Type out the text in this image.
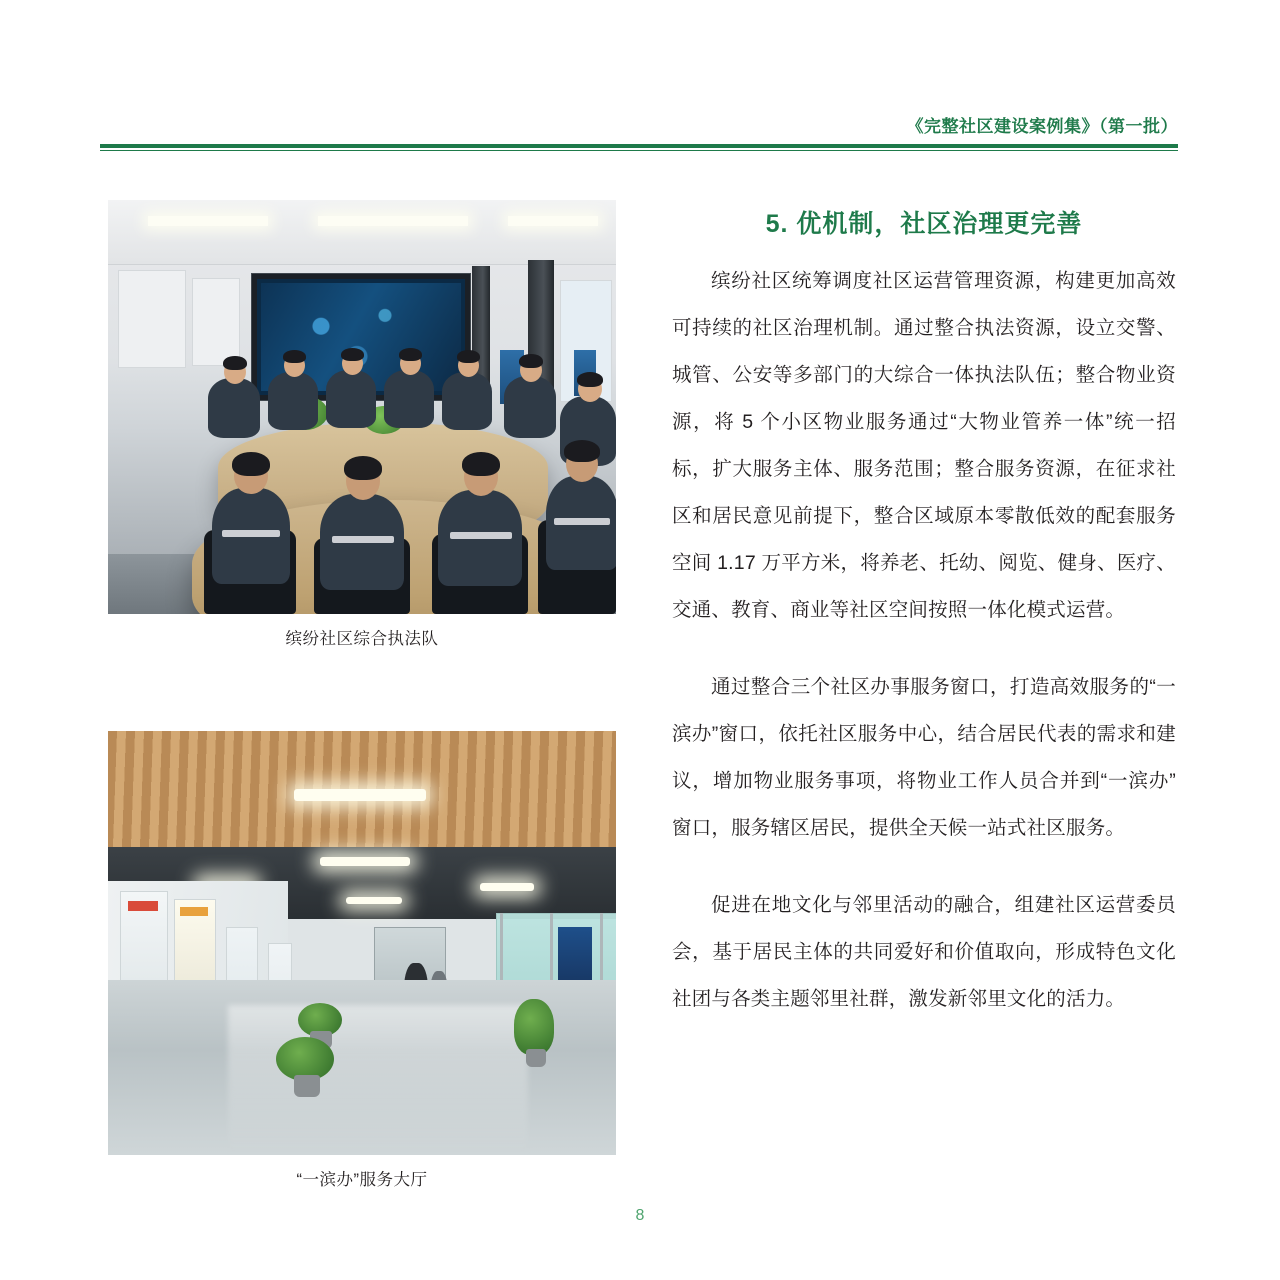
《完整社区建设案例集》（第一批）
缤纷社区综合执法队
“一滨办”服务大厅
5. 优机制，社区治理更完善

缤纷社区统筹调度社区运营管理资源，构建更加高效可持续的社区治理机制。通过整合执法资源，设立交警、城管、公安等多部门的大综合一体执法队伍；整合物业资源，将 5 个小区物业服务通过“大物业管养一体”统一招标，扩大服务主体、服务范围；整合服务资源，在征求社区和居民意见前提下，整合区域原本零散低效的配套服务空间 1.17 万平方米，将养老、托幼、阅览、健身、医疗、交通、教育、商业等社区空间按照一体化模式运营。

通过整合三个社区办事服务窗口，打造高效服务的“一滨办”窗口，依托社区服务中心，结合居民代表的需求和建议，增加物业服务事项，将物业工作人员合并到“一滨办”窗口，服务辖区居民，提供全天候一站式社区服务。

促进在地文化与邻里活动的融合，组建社区运营委员会，基于居民主体的共同爱好和价值取向，形成特色文化社团与各类主题邻里社群，激发新邻里文化的活力。

8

◆ ◆ ◆ ◆

◆ **Short exercise**
Output all of the records exactly as they appear above, but not the pictures.

◆ **Complete output**
Type out the text in this image.
《完整社区建设案例集》（第一批）
缤纷社区综合执法队
“一滨办”服务大厅
5. 优机制，社区治理更完善

缤纷社区统筹调度社区运营管理资源，构建更加高效可持续的社区治理机制。通过整合执法资源，设立交警、城管、公安等多部门的大综合一体执法队伍；整合物业资源，将 5 个小区物业服务通过“大物业管养一体”统一招标，扩大服务主体、服务范围；整合服务资源，在征求社区和居民意见前提下，整合区域原本零散低效的配套服务空间 1.17 万平方米，将养老、托幼、阅览、健身、医疗、交通、教育、商业等社区空间按照一体化模式运营。

通过整合三个社区办事服务窗口，打造高效服务的“一滨办”窗口，依托社区服务中心，结合居民代表的需求和建议，增加物业服务事项，将物业工作人员合并到“一滨办”窗口，服务辖区居民，提供全天候一站式社区服务。

促进在地文化与邻里活动的融合，组建社区运营委员会，基于居民主体的共同爱好和价值取向，形成特色文化社团与各类主题邻里社群，激发新邻里文化的活力。

8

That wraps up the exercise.